━━━ Records for this task
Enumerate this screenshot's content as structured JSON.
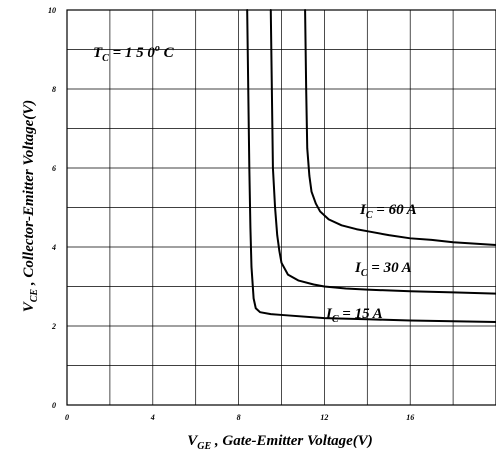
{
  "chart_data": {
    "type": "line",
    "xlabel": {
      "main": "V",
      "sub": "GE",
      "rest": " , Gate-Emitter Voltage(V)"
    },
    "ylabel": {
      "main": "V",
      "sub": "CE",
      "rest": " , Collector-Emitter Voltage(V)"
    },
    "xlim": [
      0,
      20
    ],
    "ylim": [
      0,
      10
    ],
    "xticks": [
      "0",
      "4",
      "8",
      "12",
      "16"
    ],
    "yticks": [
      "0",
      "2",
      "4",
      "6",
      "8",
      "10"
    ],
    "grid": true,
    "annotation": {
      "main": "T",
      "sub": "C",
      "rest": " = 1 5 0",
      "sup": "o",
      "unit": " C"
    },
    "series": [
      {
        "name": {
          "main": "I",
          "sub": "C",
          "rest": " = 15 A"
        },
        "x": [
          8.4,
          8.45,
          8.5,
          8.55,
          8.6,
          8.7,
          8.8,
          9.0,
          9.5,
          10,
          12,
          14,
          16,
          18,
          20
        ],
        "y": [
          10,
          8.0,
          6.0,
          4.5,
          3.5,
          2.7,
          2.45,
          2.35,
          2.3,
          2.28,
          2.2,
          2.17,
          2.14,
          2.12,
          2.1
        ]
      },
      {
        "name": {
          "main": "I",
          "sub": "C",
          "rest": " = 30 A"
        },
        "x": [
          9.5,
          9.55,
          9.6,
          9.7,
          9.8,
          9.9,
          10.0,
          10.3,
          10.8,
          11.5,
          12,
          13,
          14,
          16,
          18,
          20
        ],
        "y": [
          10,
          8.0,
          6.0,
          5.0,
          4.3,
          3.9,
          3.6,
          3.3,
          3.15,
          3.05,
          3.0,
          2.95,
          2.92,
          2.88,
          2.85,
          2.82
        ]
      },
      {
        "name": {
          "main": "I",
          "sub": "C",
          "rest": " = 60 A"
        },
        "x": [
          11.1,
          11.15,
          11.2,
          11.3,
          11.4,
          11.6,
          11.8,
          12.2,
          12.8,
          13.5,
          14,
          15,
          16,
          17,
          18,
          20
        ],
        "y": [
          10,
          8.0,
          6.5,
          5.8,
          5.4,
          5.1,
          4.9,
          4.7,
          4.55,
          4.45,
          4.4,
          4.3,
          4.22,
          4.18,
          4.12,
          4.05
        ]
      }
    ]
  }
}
━━━━━━
| Problem to work on |
Pictures in the records above are left out; print everything else exactly as written.

| Answer |
Enumerate this screenshot's content as structured JSON.
{
  "chart_data": {
    "type": "line",
    "xlabel": {
      "main": "V",
      "sub": "GE",
      "rest": " , Gate-Emitter Voltage(V)"
    },
    "ylabel": {
      "main": "V",
      "sub": "CE",
      "rest": " , Collector-Emitter Voltage(V)"
    },
    "xlim": [
      0,
      20
    ],
    "ylim": [
      0,
      10
    ],
    "xticks": [
      "0",
      "4",
      "8",
      "12",
      "16"
    ],
    "yticks": [
      "0",
      "2",
      "4",
      "6",
      "8",
      "10"
    ],
    "grid": true,
    "annotation": {
      "main": "T",
      "sub": "C",
      "rest": " = 1 5 0",
      "sup": "o",
      "unit": " C"
    },
    "series": [
      {
        "name": {
          "main": "I",
          "sub": "C",
          "rest": " = 15 A"
        },
        "x": [
          8.4,
          8.45,
          8.5,
          8.55,
          8.6,
          8.7,
          8.8,
          9.0,
          9.5,
          10,
          12,
          14,
          16,
          18,
          20
        ],
        "y": [
          10,
          8.0,
          6.0,
          4.5,
          3.5,
          2.7,
          2.45,
          2.35,
          2.3,
          2.28,
          2.2,
          2.17,
          2.14,
          2.12,
          2.1
        ]
      },
      {
        "name": {
          "main": "I",
          "sub": "C",
          "rest": " = 30 A"
        },
        "x": [
          9.5,
          9.55,
          9.6,
          9.7,
          9.8,
          9.9,
          10.0,
          10.3,
          10.8,
          11.5,
          12,
          13,
          14,
          16,
          18,
          20
        ],
        "y": [
          10,
          8.0,
          6.0,
          5.0,
          4.3,
          3.9,
          3.6,
          3.3,
          3.15,
          3.05,
          3.0,
          2.95,
          2.92,
          2.88,
          2.85,
          2.82
        ]
      },
      {
        "name": {
          "main": "I",
          "sub": "C",
          "rest": " = 60 A"
        },
        "x": [
          11.1,
          11.15,
          11.2,
          11.3,
          11.4,
          11.6,
          11.8,
          12.2,
          12.8,
          13.5,
          14,
          15,
          16,
          17,
          18,
          20
        ],
        "y": [
          10,
          8.0,
          6.5,
          5.8,
          5.4,
          5.1,
          4.9,
          4.7,
          4.55,
          4.45,
          4.4,
          4.3,
          4.22,
          4.18,
          4.12,
          4.05
        ]
      }
    ]
  }
}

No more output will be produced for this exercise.